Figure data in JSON
╭──
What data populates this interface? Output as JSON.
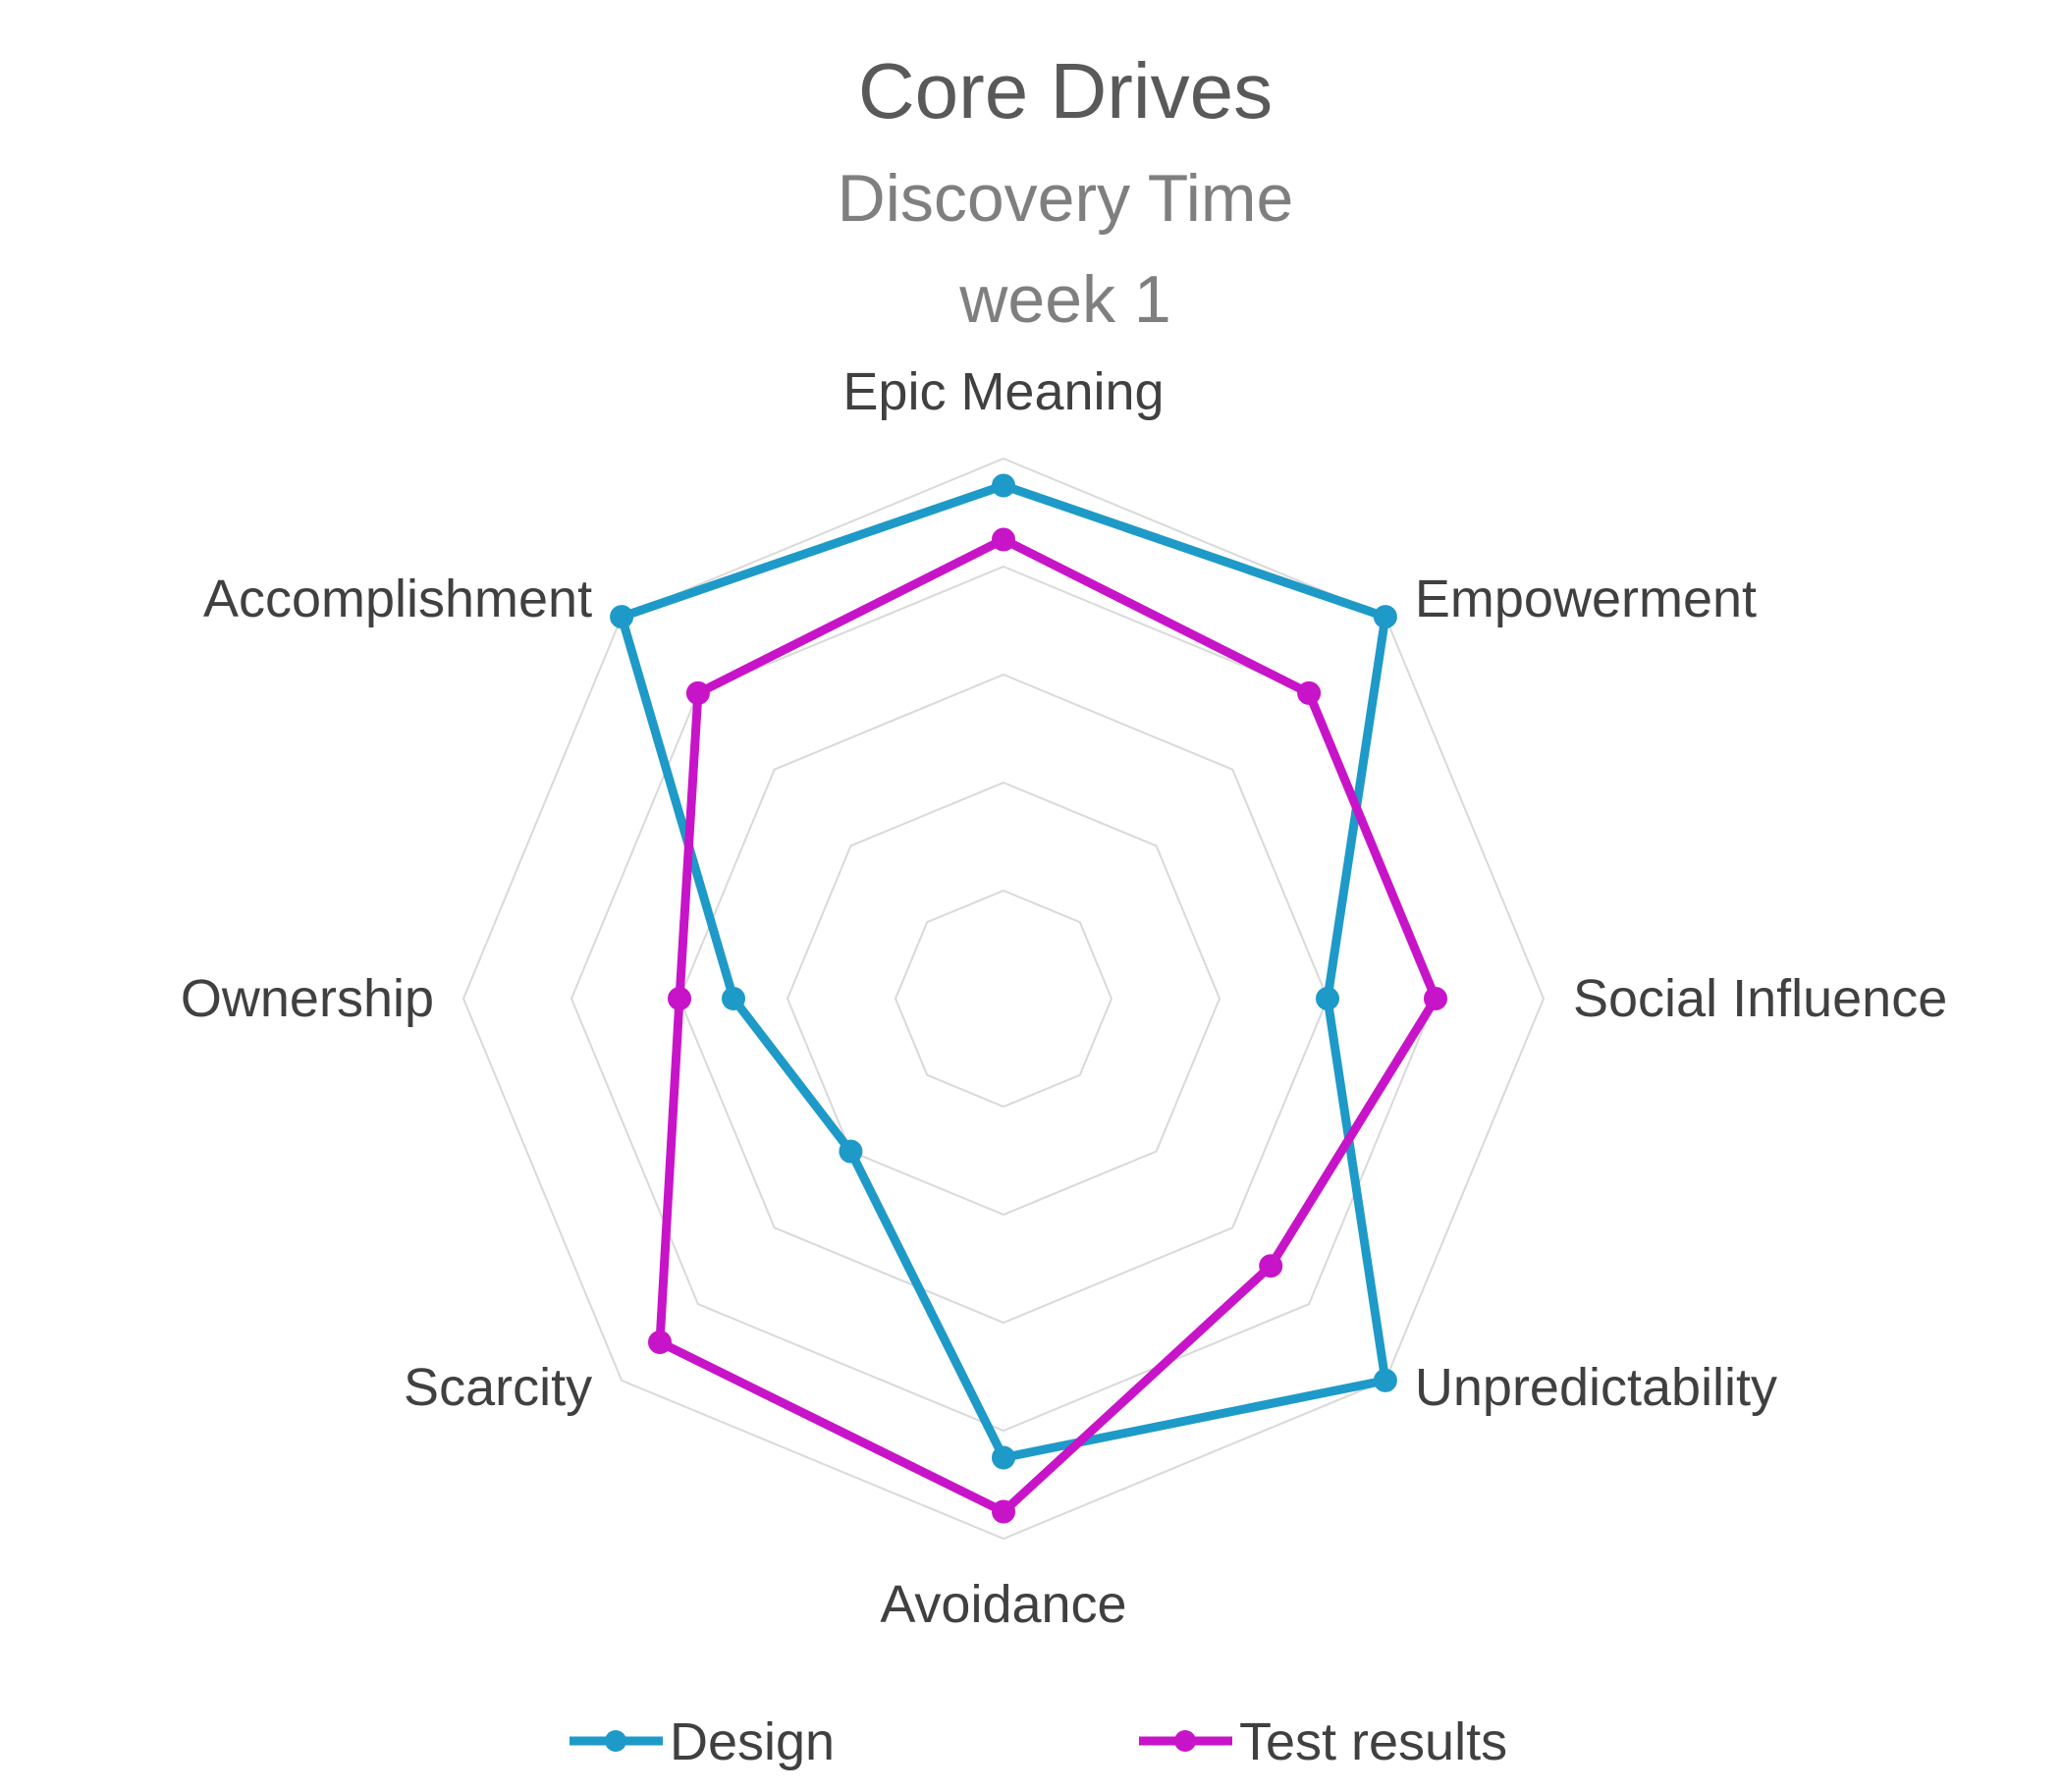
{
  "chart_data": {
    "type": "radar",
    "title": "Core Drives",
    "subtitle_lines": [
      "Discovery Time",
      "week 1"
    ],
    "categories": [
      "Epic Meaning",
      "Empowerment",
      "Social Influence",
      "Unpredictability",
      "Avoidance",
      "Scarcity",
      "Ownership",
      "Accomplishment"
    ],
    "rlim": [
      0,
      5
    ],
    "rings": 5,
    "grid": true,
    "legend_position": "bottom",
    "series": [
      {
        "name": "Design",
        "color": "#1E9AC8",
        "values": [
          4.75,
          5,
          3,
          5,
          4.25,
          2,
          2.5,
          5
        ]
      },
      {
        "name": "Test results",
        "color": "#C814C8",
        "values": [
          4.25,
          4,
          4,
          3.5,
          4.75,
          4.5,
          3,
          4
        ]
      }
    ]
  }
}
╰──
╭──
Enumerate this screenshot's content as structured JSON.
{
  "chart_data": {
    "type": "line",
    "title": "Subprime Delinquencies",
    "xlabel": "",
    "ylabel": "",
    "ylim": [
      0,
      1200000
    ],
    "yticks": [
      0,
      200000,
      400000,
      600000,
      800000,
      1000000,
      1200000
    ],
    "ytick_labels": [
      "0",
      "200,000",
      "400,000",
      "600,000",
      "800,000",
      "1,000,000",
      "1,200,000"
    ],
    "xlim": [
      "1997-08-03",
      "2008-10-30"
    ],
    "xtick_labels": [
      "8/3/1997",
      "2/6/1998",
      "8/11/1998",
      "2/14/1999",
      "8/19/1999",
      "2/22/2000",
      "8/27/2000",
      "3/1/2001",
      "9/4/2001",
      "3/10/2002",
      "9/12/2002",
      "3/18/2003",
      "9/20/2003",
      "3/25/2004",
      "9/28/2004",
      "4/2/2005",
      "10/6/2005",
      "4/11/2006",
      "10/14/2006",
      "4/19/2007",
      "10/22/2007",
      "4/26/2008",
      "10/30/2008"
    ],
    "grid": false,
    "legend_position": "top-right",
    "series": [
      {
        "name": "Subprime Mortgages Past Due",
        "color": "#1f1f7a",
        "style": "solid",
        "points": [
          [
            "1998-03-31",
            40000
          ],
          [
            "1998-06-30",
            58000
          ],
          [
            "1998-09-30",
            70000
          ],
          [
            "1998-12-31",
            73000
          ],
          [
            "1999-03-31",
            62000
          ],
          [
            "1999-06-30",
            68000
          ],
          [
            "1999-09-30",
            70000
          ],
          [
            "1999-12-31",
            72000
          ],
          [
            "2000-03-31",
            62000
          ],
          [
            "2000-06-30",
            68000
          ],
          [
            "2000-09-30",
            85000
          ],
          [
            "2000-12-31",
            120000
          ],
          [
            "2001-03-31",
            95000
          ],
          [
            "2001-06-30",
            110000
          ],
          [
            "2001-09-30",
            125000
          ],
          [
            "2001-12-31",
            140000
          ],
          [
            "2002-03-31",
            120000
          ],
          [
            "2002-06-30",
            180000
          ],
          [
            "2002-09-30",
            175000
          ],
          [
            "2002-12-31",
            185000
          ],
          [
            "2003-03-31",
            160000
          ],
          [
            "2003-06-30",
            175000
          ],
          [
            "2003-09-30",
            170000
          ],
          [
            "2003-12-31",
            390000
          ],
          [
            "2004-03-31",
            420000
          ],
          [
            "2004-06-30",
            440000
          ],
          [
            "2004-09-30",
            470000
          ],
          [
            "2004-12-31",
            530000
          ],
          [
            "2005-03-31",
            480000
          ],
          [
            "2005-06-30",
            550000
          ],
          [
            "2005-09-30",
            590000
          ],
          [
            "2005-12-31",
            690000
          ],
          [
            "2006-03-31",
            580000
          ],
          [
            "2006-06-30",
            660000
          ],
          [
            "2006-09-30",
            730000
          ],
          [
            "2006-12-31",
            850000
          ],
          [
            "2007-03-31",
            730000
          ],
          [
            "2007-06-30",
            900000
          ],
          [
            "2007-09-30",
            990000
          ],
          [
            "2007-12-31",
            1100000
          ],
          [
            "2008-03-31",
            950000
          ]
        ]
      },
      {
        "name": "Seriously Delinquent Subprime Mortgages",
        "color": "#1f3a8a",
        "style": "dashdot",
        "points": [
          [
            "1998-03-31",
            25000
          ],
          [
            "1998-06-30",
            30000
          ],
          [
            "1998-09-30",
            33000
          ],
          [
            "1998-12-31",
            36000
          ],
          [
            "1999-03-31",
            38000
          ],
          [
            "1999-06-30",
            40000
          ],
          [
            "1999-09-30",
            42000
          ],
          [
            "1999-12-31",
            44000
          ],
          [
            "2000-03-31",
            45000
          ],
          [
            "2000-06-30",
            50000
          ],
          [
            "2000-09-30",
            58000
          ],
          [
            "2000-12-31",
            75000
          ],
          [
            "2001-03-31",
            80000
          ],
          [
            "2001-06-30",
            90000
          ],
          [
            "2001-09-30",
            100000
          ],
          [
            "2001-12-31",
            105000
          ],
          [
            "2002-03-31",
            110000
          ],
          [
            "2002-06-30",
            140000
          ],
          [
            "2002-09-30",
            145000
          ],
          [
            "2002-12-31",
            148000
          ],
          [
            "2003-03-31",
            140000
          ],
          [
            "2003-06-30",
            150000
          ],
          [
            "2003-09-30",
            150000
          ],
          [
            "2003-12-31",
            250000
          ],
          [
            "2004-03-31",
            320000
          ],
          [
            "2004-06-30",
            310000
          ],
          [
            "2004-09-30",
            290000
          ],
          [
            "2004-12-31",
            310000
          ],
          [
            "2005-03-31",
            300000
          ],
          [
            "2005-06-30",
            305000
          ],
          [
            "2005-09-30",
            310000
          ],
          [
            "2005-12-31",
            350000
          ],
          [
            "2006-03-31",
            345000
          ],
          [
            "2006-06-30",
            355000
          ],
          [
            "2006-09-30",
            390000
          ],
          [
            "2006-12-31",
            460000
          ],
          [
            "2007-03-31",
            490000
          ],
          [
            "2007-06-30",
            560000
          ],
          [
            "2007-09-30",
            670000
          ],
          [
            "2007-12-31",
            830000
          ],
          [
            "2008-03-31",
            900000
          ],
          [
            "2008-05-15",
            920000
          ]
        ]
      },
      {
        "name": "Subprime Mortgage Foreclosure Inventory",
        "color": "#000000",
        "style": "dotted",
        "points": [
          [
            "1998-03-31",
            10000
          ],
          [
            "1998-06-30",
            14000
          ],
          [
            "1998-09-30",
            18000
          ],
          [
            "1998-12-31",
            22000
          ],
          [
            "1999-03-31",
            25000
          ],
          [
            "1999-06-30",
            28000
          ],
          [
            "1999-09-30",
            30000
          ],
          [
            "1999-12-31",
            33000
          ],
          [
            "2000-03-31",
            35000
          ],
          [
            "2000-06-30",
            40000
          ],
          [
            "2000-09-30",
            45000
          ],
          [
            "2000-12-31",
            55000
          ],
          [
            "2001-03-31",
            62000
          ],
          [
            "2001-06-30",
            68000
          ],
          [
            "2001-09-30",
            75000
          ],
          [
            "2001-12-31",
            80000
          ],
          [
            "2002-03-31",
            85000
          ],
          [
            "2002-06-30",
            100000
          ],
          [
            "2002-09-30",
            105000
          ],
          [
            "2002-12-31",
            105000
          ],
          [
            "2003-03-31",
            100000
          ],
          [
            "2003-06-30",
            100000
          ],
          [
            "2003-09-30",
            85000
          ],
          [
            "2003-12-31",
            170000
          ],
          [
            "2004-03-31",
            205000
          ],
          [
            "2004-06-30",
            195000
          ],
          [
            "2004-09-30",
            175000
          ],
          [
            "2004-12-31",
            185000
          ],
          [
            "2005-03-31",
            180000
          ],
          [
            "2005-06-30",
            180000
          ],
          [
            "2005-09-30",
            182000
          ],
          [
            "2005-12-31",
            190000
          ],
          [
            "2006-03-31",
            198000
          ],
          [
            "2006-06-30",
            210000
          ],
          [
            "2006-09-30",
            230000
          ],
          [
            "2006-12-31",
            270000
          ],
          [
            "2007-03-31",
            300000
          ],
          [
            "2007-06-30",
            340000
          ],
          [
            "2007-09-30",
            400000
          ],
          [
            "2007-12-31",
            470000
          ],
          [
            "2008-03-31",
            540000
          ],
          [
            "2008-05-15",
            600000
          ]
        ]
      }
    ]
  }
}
╰──
▶ REQUIRED WORK
Find how many of the lines above have the word "style" in them. State only that number.

▶ FINISHED TASK
3